◆ Exercise requirements
For the entries that follow, tally the lines holding the string "Hiring". Give the total and nothing else.

# START OF Extracted information

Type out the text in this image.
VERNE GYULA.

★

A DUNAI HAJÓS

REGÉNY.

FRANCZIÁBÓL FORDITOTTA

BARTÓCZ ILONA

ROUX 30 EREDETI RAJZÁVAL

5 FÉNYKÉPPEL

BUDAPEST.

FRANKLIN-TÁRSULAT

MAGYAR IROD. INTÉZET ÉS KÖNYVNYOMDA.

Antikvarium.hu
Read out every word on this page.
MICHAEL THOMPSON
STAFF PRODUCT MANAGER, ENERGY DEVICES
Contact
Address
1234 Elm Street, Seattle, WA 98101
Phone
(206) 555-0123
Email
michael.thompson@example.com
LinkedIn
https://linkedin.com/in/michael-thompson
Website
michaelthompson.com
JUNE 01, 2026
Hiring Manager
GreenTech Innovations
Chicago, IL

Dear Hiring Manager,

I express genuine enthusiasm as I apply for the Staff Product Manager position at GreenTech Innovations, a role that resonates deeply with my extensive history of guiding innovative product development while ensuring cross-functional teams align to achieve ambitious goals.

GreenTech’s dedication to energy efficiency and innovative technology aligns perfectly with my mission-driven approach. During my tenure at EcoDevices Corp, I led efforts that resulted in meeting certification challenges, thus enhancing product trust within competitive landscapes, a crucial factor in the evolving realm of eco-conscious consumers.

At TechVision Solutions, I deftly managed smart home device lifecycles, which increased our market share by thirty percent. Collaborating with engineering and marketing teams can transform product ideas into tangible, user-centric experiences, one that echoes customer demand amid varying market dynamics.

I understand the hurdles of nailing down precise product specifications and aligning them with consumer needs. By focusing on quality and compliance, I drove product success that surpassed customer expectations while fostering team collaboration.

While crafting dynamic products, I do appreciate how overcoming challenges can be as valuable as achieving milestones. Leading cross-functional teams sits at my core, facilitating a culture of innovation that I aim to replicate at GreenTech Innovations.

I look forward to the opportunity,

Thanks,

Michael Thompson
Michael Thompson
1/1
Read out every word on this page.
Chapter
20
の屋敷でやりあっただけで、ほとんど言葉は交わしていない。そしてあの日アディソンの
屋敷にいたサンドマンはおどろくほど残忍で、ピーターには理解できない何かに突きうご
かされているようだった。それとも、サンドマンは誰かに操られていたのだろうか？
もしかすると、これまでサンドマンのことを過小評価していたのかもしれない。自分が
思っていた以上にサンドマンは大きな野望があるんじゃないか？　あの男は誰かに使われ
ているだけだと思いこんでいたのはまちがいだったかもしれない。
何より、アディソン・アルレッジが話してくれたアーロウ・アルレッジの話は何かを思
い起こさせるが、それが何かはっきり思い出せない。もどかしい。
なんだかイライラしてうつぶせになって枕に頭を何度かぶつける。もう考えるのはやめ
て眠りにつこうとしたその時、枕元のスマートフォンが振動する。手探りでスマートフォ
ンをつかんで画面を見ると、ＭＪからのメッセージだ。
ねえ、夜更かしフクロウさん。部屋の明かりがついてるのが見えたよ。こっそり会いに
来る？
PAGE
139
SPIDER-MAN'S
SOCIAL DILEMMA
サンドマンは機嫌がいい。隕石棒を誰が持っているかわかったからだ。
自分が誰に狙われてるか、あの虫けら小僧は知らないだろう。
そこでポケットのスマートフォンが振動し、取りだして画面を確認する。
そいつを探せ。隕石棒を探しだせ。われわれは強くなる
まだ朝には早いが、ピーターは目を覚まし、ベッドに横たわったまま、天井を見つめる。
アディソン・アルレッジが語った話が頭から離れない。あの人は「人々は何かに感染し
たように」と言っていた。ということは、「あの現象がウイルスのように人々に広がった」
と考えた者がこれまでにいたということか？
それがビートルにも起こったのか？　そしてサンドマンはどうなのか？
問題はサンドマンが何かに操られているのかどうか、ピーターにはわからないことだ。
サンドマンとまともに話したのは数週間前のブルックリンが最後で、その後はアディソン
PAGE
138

# END OF Extracted information

◆ Reply
2